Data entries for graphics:

╔══

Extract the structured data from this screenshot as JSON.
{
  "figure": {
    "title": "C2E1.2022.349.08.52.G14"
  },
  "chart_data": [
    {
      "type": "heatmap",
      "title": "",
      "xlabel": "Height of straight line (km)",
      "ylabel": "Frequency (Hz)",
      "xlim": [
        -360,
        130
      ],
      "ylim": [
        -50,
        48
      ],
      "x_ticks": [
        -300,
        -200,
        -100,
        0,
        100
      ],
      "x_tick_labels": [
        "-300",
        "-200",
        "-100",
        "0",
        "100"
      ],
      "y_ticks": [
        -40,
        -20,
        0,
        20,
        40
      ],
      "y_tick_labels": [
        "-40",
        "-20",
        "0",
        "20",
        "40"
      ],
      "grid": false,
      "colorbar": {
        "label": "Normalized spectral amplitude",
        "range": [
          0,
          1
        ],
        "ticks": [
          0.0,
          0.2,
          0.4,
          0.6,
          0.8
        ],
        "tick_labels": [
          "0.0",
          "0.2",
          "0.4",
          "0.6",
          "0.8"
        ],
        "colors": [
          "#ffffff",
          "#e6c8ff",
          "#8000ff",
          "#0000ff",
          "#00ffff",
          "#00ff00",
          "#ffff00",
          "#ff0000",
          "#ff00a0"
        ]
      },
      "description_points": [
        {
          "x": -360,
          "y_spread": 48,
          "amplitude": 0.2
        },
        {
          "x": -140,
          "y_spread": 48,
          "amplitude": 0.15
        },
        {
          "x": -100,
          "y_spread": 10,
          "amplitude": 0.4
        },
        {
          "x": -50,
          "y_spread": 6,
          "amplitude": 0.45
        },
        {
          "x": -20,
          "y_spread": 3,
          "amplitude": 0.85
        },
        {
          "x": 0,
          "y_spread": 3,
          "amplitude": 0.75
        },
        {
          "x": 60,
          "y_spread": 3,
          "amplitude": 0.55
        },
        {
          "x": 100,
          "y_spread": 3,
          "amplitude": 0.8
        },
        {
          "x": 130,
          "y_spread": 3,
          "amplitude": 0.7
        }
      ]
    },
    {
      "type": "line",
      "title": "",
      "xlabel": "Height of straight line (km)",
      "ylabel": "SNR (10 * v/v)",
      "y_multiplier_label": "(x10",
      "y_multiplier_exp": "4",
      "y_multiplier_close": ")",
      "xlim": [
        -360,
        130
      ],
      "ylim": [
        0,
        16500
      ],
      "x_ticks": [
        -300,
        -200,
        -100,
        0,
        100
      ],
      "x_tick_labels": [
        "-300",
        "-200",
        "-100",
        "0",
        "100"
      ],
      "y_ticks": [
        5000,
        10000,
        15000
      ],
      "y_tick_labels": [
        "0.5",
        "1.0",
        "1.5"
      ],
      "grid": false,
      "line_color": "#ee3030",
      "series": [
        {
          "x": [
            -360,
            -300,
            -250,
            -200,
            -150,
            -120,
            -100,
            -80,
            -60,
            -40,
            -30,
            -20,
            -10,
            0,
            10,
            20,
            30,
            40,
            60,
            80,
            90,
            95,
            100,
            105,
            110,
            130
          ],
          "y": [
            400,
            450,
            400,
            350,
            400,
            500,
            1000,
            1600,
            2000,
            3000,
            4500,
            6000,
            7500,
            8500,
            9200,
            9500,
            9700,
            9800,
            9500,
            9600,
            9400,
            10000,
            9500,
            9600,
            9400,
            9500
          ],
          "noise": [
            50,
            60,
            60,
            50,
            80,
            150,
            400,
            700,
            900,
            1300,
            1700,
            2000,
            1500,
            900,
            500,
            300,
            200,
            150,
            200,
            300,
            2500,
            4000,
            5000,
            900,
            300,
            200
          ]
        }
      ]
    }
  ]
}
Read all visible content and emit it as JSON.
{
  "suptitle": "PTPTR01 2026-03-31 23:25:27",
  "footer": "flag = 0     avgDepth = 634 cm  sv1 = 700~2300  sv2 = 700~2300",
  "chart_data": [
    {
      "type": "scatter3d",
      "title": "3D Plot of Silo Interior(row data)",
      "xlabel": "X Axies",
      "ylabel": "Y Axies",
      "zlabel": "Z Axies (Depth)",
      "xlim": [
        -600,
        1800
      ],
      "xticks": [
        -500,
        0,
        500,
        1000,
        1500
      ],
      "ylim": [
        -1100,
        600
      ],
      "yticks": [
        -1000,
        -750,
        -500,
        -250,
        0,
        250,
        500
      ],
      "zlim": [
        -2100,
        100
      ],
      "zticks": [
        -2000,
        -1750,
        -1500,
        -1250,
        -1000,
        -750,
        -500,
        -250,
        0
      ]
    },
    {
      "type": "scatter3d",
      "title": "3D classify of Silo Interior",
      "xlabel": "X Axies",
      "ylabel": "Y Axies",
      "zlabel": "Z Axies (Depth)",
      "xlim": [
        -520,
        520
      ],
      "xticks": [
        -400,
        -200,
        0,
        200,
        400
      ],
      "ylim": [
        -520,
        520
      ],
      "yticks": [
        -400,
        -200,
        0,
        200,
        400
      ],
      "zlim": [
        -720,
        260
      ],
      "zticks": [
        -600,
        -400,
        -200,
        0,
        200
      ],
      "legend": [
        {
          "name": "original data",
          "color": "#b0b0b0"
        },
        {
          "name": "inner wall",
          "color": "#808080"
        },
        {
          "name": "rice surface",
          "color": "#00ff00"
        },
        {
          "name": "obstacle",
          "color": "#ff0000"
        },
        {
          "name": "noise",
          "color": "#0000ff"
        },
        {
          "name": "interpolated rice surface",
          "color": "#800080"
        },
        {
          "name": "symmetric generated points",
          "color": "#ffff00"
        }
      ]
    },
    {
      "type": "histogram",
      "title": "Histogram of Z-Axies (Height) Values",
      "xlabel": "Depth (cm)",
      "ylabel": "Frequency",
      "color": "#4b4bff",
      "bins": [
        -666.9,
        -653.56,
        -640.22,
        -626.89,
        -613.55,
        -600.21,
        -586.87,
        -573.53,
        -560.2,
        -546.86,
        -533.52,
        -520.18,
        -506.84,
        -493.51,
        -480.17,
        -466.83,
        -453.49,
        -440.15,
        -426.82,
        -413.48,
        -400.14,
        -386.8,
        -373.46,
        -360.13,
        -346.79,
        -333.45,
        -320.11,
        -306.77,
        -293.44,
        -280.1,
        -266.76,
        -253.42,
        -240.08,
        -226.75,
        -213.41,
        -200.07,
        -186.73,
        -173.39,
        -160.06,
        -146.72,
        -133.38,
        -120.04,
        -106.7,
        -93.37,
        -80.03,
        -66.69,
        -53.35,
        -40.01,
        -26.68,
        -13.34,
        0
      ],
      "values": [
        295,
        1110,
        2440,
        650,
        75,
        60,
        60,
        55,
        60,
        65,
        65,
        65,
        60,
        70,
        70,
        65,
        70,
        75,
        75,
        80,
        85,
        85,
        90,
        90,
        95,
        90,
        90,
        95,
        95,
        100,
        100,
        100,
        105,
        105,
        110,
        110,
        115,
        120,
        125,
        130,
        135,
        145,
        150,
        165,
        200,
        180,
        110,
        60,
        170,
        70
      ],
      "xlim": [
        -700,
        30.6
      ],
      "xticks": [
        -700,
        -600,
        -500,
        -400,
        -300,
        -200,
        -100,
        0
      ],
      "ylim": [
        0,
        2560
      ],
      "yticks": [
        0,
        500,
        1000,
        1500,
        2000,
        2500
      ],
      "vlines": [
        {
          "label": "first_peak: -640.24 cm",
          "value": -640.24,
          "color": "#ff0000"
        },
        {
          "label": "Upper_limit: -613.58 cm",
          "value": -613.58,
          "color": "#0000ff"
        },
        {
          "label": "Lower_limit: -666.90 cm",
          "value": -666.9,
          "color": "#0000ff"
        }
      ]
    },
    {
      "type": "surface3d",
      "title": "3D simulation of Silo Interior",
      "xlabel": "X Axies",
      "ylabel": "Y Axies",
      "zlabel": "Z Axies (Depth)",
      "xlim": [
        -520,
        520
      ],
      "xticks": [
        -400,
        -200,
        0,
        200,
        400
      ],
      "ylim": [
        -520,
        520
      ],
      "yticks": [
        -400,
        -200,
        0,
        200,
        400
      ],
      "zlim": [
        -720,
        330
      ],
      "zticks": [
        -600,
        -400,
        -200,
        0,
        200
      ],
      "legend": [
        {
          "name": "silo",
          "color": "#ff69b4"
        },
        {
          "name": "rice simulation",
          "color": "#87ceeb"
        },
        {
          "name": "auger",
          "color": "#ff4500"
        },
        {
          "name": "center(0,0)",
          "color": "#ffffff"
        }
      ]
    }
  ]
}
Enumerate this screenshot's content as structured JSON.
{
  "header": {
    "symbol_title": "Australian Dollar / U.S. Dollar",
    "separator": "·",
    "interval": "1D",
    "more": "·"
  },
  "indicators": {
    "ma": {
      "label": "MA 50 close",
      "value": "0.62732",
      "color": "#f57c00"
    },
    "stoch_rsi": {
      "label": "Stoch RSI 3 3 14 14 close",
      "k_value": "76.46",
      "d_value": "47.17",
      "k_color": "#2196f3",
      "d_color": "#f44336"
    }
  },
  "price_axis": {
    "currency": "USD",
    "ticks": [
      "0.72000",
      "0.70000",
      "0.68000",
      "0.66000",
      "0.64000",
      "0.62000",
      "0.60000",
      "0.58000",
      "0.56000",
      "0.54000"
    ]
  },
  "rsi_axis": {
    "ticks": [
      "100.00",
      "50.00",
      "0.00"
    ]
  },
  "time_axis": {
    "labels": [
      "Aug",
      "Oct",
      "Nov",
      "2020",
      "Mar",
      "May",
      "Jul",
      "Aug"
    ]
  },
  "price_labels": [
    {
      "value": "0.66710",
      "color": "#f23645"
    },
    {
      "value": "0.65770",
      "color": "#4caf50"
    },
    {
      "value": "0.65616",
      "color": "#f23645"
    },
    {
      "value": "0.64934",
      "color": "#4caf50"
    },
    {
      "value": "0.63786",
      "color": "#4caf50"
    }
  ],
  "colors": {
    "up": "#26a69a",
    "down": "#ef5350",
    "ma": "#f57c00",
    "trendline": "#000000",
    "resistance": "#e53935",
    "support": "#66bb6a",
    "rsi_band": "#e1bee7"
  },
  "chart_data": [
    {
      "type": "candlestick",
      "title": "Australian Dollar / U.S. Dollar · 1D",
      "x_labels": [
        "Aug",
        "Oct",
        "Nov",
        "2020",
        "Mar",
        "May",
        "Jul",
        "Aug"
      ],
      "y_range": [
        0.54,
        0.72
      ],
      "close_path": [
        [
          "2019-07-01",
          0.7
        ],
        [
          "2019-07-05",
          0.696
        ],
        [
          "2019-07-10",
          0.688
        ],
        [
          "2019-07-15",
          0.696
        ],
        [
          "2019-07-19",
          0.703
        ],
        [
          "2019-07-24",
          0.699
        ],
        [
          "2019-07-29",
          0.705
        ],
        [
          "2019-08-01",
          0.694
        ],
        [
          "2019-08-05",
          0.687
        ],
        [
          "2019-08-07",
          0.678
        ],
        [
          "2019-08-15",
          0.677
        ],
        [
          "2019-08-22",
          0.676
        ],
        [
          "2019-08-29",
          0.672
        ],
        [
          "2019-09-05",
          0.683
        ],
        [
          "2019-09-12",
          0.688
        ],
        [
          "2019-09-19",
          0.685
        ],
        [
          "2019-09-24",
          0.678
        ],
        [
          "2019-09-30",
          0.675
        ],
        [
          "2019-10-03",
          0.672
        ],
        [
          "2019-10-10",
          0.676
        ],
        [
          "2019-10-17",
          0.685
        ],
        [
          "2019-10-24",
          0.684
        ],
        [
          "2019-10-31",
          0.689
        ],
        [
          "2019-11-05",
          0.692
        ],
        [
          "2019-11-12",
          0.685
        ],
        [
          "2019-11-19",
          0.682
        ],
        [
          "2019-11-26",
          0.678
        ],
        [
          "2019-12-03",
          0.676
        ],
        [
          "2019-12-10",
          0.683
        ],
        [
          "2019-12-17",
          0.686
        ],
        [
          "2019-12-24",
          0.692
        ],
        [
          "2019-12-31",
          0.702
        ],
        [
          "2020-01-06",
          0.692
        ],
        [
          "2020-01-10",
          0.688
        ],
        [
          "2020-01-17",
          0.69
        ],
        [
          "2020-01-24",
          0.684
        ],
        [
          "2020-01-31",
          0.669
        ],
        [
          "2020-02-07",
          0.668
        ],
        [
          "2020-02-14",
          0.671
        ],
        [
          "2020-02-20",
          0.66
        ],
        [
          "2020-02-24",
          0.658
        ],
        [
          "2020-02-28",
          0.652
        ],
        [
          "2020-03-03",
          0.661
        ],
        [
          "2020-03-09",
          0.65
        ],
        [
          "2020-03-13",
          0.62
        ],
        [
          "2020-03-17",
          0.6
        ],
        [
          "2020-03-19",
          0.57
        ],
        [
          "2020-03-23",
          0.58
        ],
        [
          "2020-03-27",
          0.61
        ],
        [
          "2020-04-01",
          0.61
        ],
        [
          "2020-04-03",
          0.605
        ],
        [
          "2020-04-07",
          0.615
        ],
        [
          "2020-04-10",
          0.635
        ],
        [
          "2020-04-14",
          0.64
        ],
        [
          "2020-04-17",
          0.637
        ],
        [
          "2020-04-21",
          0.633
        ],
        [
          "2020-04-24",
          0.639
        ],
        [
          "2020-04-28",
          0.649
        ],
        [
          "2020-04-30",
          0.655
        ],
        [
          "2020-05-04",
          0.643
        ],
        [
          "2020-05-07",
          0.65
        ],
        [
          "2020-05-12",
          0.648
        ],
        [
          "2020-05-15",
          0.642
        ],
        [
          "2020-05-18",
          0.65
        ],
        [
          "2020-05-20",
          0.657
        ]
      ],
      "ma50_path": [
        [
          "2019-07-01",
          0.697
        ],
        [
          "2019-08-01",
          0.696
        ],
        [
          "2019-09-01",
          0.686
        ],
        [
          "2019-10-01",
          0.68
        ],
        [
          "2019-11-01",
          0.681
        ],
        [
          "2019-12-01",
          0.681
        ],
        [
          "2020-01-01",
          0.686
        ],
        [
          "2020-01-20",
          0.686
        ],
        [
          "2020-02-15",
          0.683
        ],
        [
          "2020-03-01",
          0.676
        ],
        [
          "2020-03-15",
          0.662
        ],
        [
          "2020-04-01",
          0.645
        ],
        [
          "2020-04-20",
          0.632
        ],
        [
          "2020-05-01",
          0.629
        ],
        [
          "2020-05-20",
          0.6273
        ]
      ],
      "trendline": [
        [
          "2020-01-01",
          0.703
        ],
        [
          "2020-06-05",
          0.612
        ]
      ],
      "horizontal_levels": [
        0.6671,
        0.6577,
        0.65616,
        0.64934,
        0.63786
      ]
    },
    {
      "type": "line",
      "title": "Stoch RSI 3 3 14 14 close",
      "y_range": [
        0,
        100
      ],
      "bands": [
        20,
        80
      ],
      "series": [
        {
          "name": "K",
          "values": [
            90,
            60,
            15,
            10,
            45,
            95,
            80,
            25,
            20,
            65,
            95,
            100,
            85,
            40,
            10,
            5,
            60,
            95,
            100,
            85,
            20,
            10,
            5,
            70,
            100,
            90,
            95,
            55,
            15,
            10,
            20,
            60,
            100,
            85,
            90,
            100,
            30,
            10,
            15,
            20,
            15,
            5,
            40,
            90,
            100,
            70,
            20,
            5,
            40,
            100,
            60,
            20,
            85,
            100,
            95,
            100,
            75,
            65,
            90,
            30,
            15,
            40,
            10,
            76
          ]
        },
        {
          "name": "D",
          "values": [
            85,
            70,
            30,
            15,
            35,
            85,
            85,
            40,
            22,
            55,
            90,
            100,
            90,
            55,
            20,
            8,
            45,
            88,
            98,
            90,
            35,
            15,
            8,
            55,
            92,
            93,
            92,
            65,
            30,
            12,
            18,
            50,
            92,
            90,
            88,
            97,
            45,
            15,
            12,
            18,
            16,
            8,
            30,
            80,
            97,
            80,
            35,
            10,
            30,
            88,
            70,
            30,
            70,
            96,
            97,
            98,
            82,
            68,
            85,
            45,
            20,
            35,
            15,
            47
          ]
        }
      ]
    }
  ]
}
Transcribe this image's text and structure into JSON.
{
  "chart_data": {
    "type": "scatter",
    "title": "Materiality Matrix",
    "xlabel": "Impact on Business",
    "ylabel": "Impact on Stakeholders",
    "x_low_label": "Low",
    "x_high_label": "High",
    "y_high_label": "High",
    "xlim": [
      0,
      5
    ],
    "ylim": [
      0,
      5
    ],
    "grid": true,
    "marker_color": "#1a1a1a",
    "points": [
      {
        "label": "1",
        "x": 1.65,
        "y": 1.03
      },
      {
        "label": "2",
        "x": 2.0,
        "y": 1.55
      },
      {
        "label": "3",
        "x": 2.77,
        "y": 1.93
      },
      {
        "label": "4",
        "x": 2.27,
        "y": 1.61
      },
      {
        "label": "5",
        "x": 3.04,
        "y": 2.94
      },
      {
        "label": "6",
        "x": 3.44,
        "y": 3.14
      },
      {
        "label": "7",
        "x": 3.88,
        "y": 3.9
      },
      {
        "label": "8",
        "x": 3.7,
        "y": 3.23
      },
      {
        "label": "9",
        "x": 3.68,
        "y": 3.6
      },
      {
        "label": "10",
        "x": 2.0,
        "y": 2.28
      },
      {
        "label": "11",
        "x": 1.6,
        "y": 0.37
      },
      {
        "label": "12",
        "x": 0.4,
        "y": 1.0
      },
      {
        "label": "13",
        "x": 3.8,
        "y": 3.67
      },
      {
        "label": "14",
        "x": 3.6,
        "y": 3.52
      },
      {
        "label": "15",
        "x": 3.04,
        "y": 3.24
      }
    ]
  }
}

╚══

## GOAL
Work out how many lines in the entries hold the string "JSON". Your answer should consist solely of that number.

## EXERCISE RESPONSE
4